_WHAT TO WORK ON_
In the copy, keep every record exact and leave out all images.

# # # # #

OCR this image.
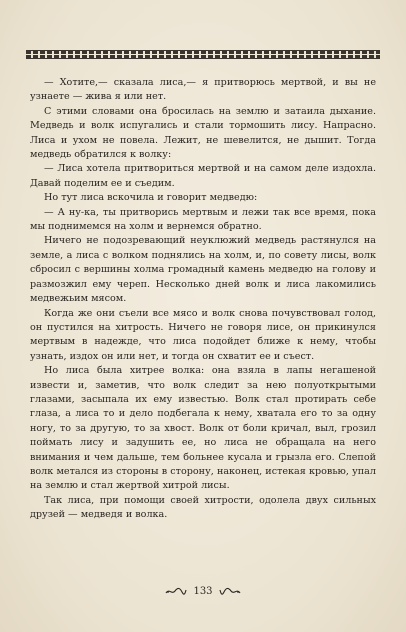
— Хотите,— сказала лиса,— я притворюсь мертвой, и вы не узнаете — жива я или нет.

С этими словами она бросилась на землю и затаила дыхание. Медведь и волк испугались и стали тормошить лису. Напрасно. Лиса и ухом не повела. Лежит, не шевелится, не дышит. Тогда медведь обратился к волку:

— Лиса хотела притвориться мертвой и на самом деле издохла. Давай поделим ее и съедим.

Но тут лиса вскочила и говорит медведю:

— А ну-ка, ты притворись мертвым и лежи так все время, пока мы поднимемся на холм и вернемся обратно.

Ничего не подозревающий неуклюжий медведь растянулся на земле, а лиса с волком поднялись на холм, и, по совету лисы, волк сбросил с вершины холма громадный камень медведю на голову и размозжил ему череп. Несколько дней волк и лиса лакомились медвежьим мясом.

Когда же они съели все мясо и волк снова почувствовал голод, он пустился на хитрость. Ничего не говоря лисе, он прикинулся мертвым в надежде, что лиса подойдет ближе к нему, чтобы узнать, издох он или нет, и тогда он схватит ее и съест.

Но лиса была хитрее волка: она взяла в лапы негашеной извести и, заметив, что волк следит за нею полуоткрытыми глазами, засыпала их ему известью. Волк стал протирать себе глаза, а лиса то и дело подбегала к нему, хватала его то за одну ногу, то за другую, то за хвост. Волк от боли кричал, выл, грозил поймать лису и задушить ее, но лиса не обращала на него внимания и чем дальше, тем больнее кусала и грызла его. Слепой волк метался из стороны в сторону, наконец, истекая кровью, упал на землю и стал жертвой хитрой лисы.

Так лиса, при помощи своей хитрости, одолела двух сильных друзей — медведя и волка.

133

# # # # #

_IN RESPONSE_
OCR this image.
— Хотите,— сказала лиса,— я притворюсь мертвой, и вы не узнаете — жива я или нет.

С этими словами она бросилась на землю и затаила дыхание. Медведь и волк испугались и стали тормошить лису. Напрасно. Лиса и ухом не повела. Лежит, не шевелится, не дышит. Тогда медведь обратился к волку:

— Лиса хотела притвориться мертвой и на самом деле издохла. Давай поделим ее и съедим.

Но тут лиса вскочила и говорит медведю:

— А ну-ка, ты притворись мертвым и лежи так все время, пока мы поднимемся на холм и вернемся обратно.

Ничего не подозревающий неуклюжий медведь растянулся на земле, а лиса с волком поднялись на холм, и, по совету лисы, волк сбросил с вершины холма громадный камень медведю на голову и размозжил ему череп. Несколько дней волк и лиса лакомились медвежьим мясом.

Когда же они съели все мясо и волк снова почувствовал голод, он пустился на хитрость. Ничего не говоря лисе, он прикинулся мертвым в надежде, что лиса подойдет ближе к нему, чтобы узнать, издох он или нет, и тогда он схватит ее и съест.

Но лиса была хитрее волка: она взяла в лапы негашеной извести и, заметив, что волк следит за нею полуоткрытыми глазами, засыпала их ему известью. Волк стал протирать себе глаза, а лиса то и дело подбегала к нему, хватала его то за одну ногу, то за другую, то за хвост. Волк от боли кричал, выл, грозил поймать лису и задушить ее, но лиса не обращала на него внимания и чем дальше, тем больнее кусала и грызла его. Слепой волк метался из стороны в сторону, наконец, истекая кровью, упал на землю и стал жертвой хитрой лисы.

Так лиса, при помощи своей хитрости, одолела двух сильных друзей — медведя и волка.

133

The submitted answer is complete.